_Given instruction_. All the data below goes into the copy word for word, but the pictures don't.

*** Exercise material

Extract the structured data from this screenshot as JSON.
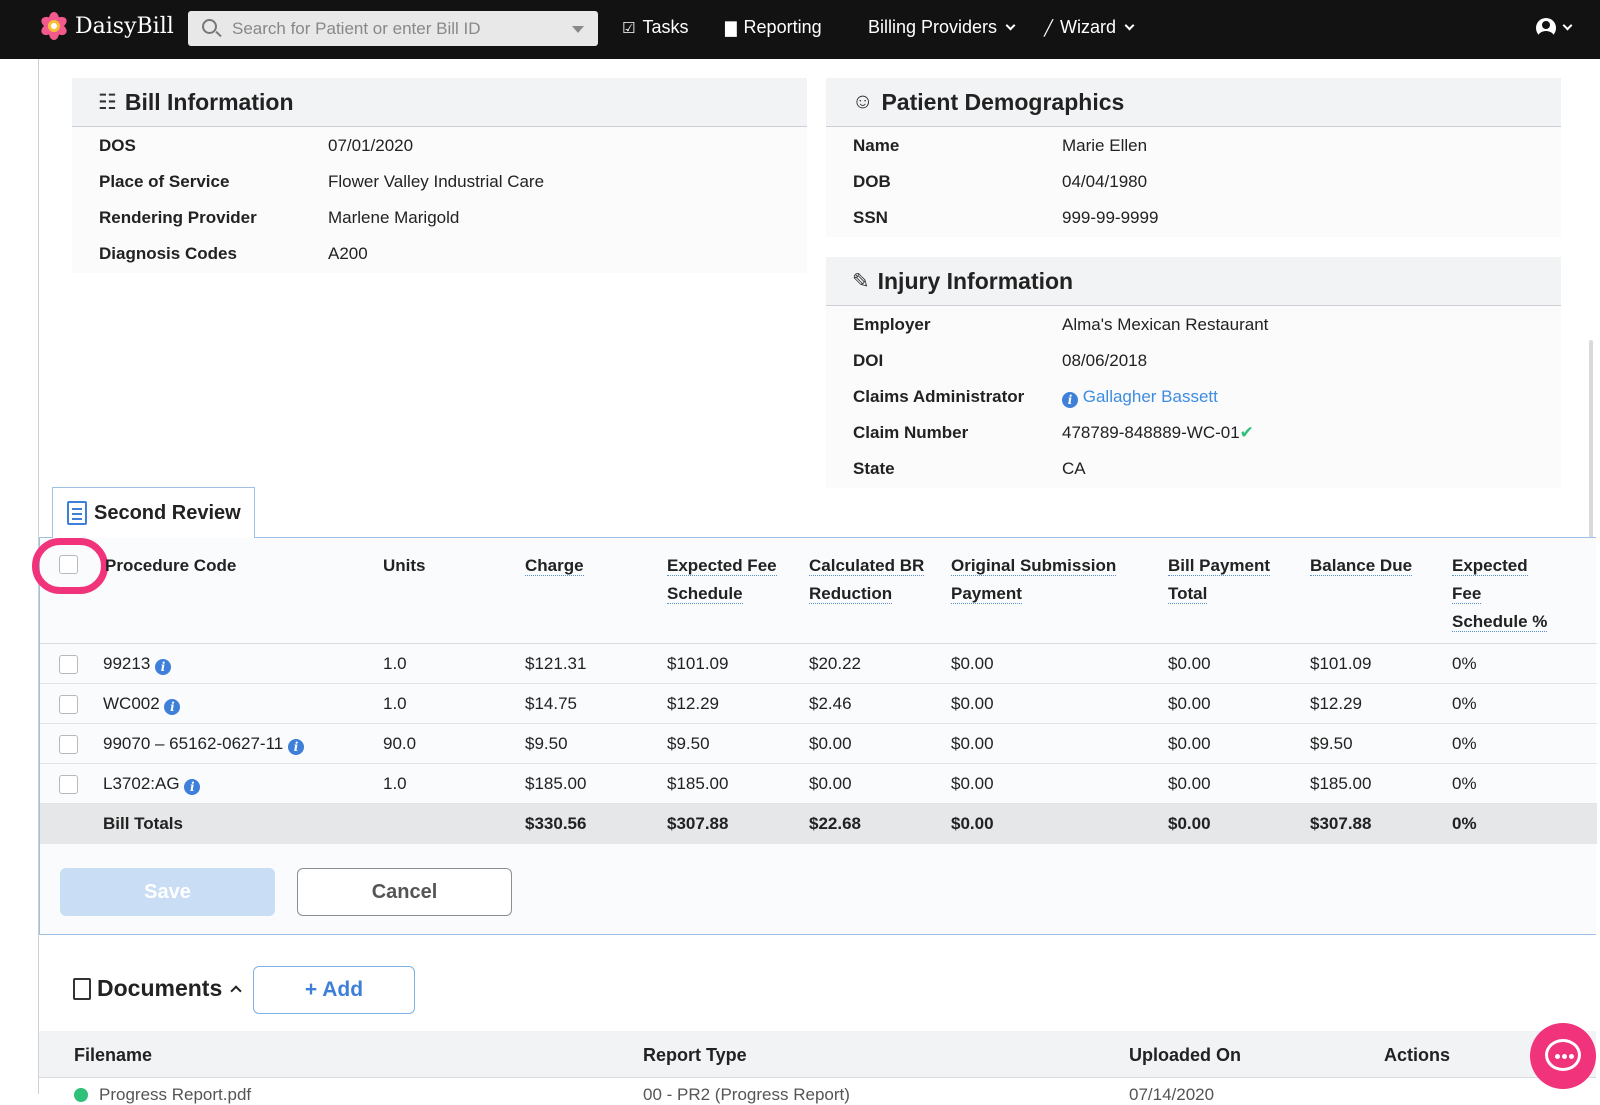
{
  "app": {
    "name": "DaisyBill"
  },
  "search": {
    "placeholder": "Search for Patient or enter Bill ID"
  },
  "nav": {
    "tasks": "Tasks",
    "reporting": "Reporting",
    "billing_providers": "Billing Providers",
    "wizard": "Wizard"
  },
  "bill_info": {
    "title": "Bill Information",
    "rows": [
      {
        "label": "DOS",
        "value": "07/01/2020"
      },
      {
        "label": "Place of Service",
        "value": "Flower Valley Industrial Care"
      },
      {
        "label": "Rendering Provider",
        "value": "Marlene Marigold"
      },
      {
        "label": "Diagnosis Codes",
        "value": "A200"
      }
    ]
  },
  "patient": {
    "title": "Patient Demographics",
    "rows": [
      {
        "label": "Name",
        "value": "Marie Ellen"
      },
      {
        "label": "DOB",
        "value": "04/04/1980"
      },
      {
        "label": "SSN",
        "value": "999-99-9999"
      }
    ]
  },
  "injury": {
    "title": "Injury Information",
    "rows": [
      {
        "label": "Employer",
        "value": "Alma's Mexican Restaurant"
      },
      {
        "label": "DOI",
        "value": "08/06/2018"
      },
      {
        "label": "Claims Administrator",
        "value": "Gallagher Bassett"
      },
      {
        "label": "Claim Number",
        "value": "478789-848889-WC-01"
      },
      {
        "label": "State",
        "value": "CA"
      }
    ]
  },
  "review": {
    "tab_label": "Second Review",
    "columns": [
      {
        "l1": "Procedure Code",
        "l2": "",
        "l3": ""
      },
      {
        "l1": "Units",
        "l2": "",
        "l3": ""
      },
      {
        "l1": "Charge",
        "l2": "",
        "l3": ""
      },
      {
        "l1": "Expected Fee",
        "l2": "Schedule",
        "l3": ""
      },
      {
        "l1": "Calculated BR",
        "l2": "Reduction",
        "l3": ""
      },
      {
        "l1": "Original Submission",
        "l2": "Payment",
        "l3": ""
      },
      {
        "l1": "Bill Payment",
        "l2": "Total",
        "l3": ""
      },
      {
        "l1": "Balance Due",
        "l2": "",
        "l3": ""
      },
      {
        "l1": "Expected",
        "l2": "Fee",
        "l3": "Schedule %"
      }
    ],
    "rows": [
      [
        "99213",
        "1.0",
        "$121.31",
        "$101.09",
        "$20.22",
        "$0.00",
        "$0.00",
        "$101.09",
        "0%"
      ],
      [
        "WC002",
        "1.0",
        "$14.75",
        "$12.29",
        "$2.46",
        "$0.00",
        "$0.00",
        "$12.29",
        "0%"
      ],
      [
        "99070 – 65162-0627-11",
        "90.0",
        "$9.50",
        "$9.50",
        "$0.00",
        "$0.00",
        "$0.00",
        "$9.50",
        "0%"
      ],
      [
        "L3702:AG",
        "1.0",
        "$185.00",
        "$185.00",
        "$0.00",
        "$0.00",
        "$0.00",
        "$185.00",
        "0%"
      ]
    ],
    "totals": [
      "Bill Totals",
      "",
      "$330.56",
      "$307.88",
      "$22.68",
      "$0.00",
      "$0.00",
      "$307.88",
      "0%"
    ],
    "save_label": "Save",
    "cancel_label": "Cancel"
  },
  "documents": {
    "title": "Documents",
    "add_label": "Add",
    "columns": [
      "Filename",
      "Report Type",
      "Uploaded On",
      "Actions"
    ],
    "rows": [
      {
        "filename": "Progress Report.pdf",
        "report_type": "00 - PR2 (Progress Report)",
        "uploaded_on": "07/14/2020"
      }
    ]
  },
  "colors": {
    "accent": "#3d7fd9",
    "highlight": "#f0337a",
    "nav_bg": "#121212",
    "success": "#2fc07a"
  }
}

******

_Result_.
Extract the structured data from this screenshot as JSON.
{
  "app": {
    "name": "DaisyBill"
  },
  "search": {
    "placeholder": "Search for Patient or enter Bill ID"
  },
  "nav": {
    "tasks": "Tasks",
    "reporting": "Reporting",
    "billing_providers": "Billing Providers",
    "wizard": "Wizard"
  },
  "bill_info": {
    "title": "Bill Information",
    "rows": [
      {
        "label": "DOS",
        "value": "07/01/2020"
      },
      {
        "label": "Place of Service",
        "value": "Flower Valley Industrial Care"
      },
      {
        "label": "Rendering Provider",
        "value": "Marlene Marigold"
      },
      {
        "label": "Diagnosis Codes",
        "value": "A200"
      }
    ]
  },
  "patient": {
    "title": "Patient Demographics",
    "rows": [
      {
        "label": "Name",
        "value": "Marie Ellen"
      },
      {
        "label": "DOB",
        "value": "04/04/1980"
      },
      {
        "label": "SSN",
        "value": "999-99-9999"
      }
    ]
  },
  "injury": {
    "title": "Injury Information",
    "rows": [
      {
        "label": "Employer",
        "value": "Alma's Mexican Restaurant"
      },
      {
        "label": "DOI",
        "value": "08/06/2018"
      },
      {
        "label": "Claims Administrator",
        "value": "Gallagher Bassett"
      },
      {
        "label": "Claim Number",
        "value": "478789-848889-WC-01"
      },
      {
        "label": "State",
        "value": "CA"
      }
    ]
  },
  "review": {
    "tab_label": "Second Review",
    "columns": [
      {
        "l1": "Procedure Code",
        "l2": "",
        "l3": ""
      },
      {
        "l1": "Units",
        "l2": "",
        "l3": ""
      },
      {
        "l1": "Charge",
        "l2": "",
        "l3": ""
      },
      {
        "l1": "Expected Fee",
        "l2": "Schedule",
        "l3": ""
      },
      {
        "l1": "Calculated BR",
        "l2": "Reduction",
        "l3": ""
      },
      {
        "l1": "Original Submission",
        "l2": "Payment",
        "l3": ""
      },
      {
        "l1": "Bill Payment",
        "l2": "Total",
        "l3": ""
      },
      {
        "l1": "Balance Due",
        "l2": "",
        "l3": ""
      },
      {
        "l1": "Expected",
        "l2": "Fee",
        "l3": "Schedule %"
      }
    ],
    "rows": [
      [
        "99213",
        "1.0",
        "$121.31",
        "$101.09",
        "$20.22",
        "$0.00",
        "$0.00",
        "$101.09",
        "0%"
      ],
      [
        "WC002",
        "1.0",
        "$14.75",
        "$12.29",
        "$2.46",
        "$0.00",
        "$0.00",
        "$12.29",
        "0%"
      ],
      [
        "99070 – 65162-0627-11",
        "90.0",
        "$9.50",
        "$9.50",
        "$0.00",
        "$0.00",
        "$0.00",
        "$9.50",
        "0%"
      ],
      [
        "L3702:AG",
        "1.0",
        "$185.00",
        "$185.00",
        "$0.00",
        "$0.00",
        "$0.00",
        "$185.00",
        "0%"
      ]
    ],
    "totals": [
      "Bill Totals",
      "",
      "$330.56",
      "$307.88",
      "$22.68",
      "$0.00",
      "$0.00",
      "$307.88",
      "0%"
    ],
    "save_label": "Save",
    "cancel_label": "Cancel"
  },
  "documents": {
    "title": "Documents",
    "add_label": "Add",
    "columns": [
      "Filename",
      "Report Type",
      "Uploaded On",
      "Actions"
    ],
    "rows": [
      {
        "filename": "Progress Report.pdf",
        "report_type": "00 - PR2 (Progress Report)",
        "uploaded_on": "07/14/2020"
      }
    ]
  },
  "colors": {
    "accent": "#3d7fd9",
    "highlight": "#f0337a",
    "nav_bg": "#121212",
    "success": "#2fc07a"
  }
}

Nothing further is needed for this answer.